§ **Extracted data entries**:
--- Start ---

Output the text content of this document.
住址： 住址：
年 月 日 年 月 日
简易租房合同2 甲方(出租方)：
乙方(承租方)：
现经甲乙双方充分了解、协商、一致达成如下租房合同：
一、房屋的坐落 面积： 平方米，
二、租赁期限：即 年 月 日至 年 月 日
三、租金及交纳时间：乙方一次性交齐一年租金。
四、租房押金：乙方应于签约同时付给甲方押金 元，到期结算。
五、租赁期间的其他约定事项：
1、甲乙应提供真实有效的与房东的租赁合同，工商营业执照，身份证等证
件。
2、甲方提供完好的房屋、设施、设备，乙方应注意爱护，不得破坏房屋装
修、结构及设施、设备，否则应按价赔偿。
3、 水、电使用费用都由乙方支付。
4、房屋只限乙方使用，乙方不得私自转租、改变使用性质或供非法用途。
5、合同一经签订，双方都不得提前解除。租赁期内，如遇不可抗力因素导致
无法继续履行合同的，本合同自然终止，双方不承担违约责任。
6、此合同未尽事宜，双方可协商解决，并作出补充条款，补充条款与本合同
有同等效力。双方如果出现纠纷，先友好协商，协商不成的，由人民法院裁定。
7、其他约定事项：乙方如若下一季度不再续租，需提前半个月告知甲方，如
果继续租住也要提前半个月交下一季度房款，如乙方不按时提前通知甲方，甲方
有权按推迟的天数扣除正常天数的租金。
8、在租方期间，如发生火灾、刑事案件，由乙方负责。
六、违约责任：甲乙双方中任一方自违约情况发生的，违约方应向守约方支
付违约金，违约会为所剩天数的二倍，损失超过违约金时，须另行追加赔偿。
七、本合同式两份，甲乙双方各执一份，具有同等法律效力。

--- End ---

§ **CHALLENGE**: Give all the entries again exactly; leave none out.

§ **RESPONSE**:
Output the text content of this document.
住址： 住址：
年 月 日 年 月 日
简易租房合同2 甲方(出租方)：
乙方(承租方)：
现经甲乙双方充分了解、协商、一致达成如下租房合同：
一、房屋的坐落 面积： 平方米，
二、租赁期限：即 年 月 日至 年 月 日
三、租金及交纳时间：乙方一次性交齐一年租金。
四、租房押金：乙方应于签约同时付给甲方押金 元，到期结算。
五、租赁期间的其他约定事项：
1、甲乙应提供真实有效的与房东的租赁合同，工商营业执照，身份证等证
件。
2、甲方提供完好的房屋、设施、设备，乙方应注意爱护，不得破坏房屋装
修、结构及设施、设备，否则应按价赔偿。
3、 水、电使用费用都由乙方支付。
4、房屋只限乙方使用，乙方不得私自转租、改变使用性质或供非法用途。
5、合同一经签订，双方都不得提前解除。租赁期内，如遇不可抗力因素导致
无法继续履行合同的，本合同自然终止，双方不承担违约责任。
6、此合同未尽事宜，双方可协商解决，并作出补充条款，补充条款与本合同
有同等效力。双方如果出现纠纷，先友好协商，协商不成的，由人民法院裁定。
7、其他约定事项：乙方如若下一季度不再续租，需提前半个月告知甲方，如
果继续租住也要提前半个月交下一季度房款，如乙方不按时提前通知甲方，甲方
有权按推迟的天数扣除正常天数的租金。
8、在租方期间，如发生火灾、刑事案件，由乙方负责。
六、违约责任：甲乙双方中任一方自违约情况发生的，违约方应向守约方支
付违约金，违约会为所剩天数的二倍，损失超过违约金时，须另行追加赔偿。
七、本合同式两份，甲乙双方各执一份，具有同等法律效力。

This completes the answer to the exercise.